Task goal:
Please continue the essay about Ready Player One and classic video games, starting right after its final sentence.

Text section:
[Start of section]
In reading the novel, I found Cline's use of past works fun and familiar.  I was born in 1974, two years after the author.  Coincidentally, we both grew up in Ohio and would have, more or less, tread upon the same ground.  There is a sense of a shared past that hooked me.  With a nudge and a wink, the right reader will know that "there's a lot more of us than there are of you."  I just needed to cross my fingers and hope that I belonged to the "us."

 

I will confess.  At times, I worry when I read Penny Arcade or watch The Big Bang Theory.  I worry I won't "get it,"  that my geek credibility will be questioned.  And herein lies a difficult proposition with Ready Player One's mention of video games: am I on the outside?

 

Classic gaming plays an integral part of the story in the same way 80's movies are referred to heavily.  The vast majority of games mentioned skew heavily towards coin-op classics, ones that most gamers would know and likely even have played.  For the newer gamer, experiences may be limited to a William's arcade classic compilation. Pac-Man, Joust, Asteroids.  All games that I have dropped a quarter into, but all ones that I was too young to ever truly master.

 

Somehow, despite the novel's nostalgic look at 80's movies or TV shows, its homage to classic gaming did not carry the same emotional connection oddly enough.  I remember a War Games-based Ally Sheedy crush.  But an affinity for Defender?  I was lucky enough to fly from side to side.  As one who fancies himself a casual hardcore gamer, it was a bit worrisome.  I  have gamed for as long as I can remember.  Our family owned an Atari and later an Intellivision.  I even had some Kaboom! skills on the paddle controller.  And yet, when I look back, I think I became a gamer in the 8-bit generation.

 

The games that I remember I loved, those that I feel most nostalgic about, and played until I was no longer allowed to play were not Adventure or Sea Battle, but rather Super Mario Bros. and Mega Man 2.  I remember thinking I would have never finished The Legend of Zelda without my handy map from Nintendo Power and that R.O.B., while never functionally adequate enough to complete a single level of Gyromite, was still my buddy.  Maybe it was because it was the first console that was mine.

 

Can you guess the number of times the book mentions Mario and Zelda?  What if I told you it was a combined search with zero hits?  I am not counting the mention of Donkey Kong.  Despite this disconnect between gaming generations, I did not feel alienated.
[End of section]
Entries shown:
[Start of section]
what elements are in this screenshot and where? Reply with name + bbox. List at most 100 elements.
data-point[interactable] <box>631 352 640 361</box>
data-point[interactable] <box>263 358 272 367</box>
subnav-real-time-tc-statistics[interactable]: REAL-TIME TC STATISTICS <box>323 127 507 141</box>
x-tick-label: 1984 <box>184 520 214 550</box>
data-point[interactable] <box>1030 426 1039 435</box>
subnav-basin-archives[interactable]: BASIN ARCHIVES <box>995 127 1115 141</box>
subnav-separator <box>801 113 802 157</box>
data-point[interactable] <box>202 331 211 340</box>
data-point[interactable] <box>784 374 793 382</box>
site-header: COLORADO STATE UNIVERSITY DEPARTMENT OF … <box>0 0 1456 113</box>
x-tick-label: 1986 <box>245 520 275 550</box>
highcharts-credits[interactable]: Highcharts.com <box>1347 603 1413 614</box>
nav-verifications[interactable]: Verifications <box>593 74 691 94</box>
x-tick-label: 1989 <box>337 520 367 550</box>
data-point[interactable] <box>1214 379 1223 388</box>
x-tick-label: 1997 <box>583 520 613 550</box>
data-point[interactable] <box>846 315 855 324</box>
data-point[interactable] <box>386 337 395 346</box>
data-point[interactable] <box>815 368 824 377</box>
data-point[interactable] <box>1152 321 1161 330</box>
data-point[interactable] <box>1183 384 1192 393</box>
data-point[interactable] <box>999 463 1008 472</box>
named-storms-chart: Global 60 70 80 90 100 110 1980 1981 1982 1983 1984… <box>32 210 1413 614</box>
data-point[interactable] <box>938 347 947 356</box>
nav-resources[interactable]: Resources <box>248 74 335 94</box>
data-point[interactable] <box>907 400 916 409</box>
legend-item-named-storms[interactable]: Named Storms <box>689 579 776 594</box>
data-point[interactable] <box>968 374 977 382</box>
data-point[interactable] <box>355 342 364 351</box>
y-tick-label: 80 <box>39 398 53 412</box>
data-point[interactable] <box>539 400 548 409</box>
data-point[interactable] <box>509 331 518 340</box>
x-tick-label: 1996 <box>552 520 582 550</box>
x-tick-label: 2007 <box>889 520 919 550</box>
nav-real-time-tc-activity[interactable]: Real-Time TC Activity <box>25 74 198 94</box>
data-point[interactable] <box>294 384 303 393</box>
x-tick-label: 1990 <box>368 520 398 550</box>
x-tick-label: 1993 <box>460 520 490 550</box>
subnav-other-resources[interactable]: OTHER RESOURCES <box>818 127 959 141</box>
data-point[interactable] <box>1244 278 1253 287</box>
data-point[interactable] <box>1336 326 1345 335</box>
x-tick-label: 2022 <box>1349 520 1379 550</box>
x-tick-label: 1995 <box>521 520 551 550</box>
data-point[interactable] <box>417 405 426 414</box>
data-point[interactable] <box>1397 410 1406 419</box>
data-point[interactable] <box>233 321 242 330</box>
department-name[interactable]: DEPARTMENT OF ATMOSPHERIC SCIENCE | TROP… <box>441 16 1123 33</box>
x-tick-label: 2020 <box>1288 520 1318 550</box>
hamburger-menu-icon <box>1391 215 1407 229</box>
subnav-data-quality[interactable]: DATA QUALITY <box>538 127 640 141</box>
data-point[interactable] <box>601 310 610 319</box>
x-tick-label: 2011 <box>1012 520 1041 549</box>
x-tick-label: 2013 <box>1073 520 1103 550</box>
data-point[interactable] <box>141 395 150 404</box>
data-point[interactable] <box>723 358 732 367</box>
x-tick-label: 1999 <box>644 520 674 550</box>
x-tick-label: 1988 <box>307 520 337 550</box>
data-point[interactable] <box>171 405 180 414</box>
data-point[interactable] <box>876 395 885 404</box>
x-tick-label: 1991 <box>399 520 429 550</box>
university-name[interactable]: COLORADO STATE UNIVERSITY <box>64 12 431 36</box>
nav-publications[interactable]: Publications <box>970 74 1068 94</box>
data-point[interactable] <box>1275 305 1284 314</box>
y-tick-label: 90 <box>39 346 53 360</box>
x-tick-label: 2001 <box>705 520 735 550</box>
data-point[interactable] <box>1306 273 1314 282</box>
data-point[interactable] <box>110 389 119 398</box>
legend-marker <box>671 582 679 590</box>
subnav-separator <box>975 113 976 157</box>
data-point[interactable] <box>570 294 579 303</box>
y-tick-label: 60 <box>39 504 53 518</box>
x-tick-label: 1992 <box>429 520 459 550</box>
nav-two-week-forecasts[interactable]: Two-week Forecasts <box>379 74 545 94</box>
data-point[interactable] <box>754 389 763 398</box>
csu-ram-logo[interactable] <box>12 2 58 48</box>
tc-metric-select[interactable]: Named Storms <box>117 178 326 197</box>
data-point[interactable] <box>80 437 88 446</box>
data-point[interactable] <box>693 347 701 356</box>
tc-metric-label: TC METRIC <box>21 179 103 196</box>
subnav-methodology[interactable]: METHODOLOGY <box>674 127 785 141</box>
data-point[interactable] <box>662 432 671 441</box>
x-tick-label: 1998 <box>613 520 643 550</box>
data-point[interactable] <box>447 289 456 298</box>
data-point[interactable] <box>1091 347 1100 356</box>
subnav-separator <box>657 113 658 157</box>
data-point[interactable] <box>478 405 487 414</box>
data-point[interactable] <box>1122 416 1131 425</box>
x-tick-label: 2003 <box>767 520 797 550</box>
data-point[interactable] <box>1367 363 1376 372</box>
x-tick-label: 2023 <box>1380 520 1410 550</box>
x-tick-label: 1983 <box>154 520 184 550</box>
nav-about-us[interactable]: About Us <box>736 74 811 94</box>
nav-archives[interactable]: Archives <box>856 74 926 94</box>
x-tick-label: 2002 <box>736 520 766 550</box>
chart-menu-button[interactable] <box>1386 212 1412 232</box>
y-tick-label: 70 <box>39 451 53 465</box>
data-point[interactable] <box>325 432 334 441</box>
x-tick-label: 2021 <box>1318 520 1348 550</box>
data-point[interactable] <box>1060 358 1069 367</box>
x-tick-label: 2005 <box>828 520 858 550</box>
[End of section]
Response area:
 

The cleverness and modernity of the book comes not from its look at the past but rather the very real depiction of the not too distant future with a gaming network not too different from our own.  The nuances of online, anonymous relationships and bonds are explored with great awareness and resonate strongly with any gamer that has spent time on Xbox Live or playing an MMORPG.  Cline employs a common gamer language literally (use of "L337 Sp34k") and figuratively (management of the avatar's inventory).

 

Going Forward

 

While there are lessons to be had, truths to be revealed with respect to the novel's plot, now is not the time to explore them.  Instead, I highly recommend Ready Player One to gamers for its historic, though not necessarily nostalgic, expression of gaming past. 

 

 

If you spent more hours in the past posting your three initials on a leaderboard than checking your Xbox Live gamerscore, then maybe my reading experience will not be your own.  But there is something for every gamer in the novel.  The book establishes an importance of the history and evolution of video games.  The early games, though perhaps simplistic in graphics and minimal in terms of story, were fun, addictive, and challenging.  Likewise, my NES-based nostalgia must seem downright pre-historic to my nephews growing up in a Wii household.  They probably wonder how their crazy uncle ever survived with a mere two buttons and 8-way D-pad.  However, Cline's focus on classic titles shows that the game itself ultimately matters less than the act of gaming and that gaming is something Ready Player One celebrates.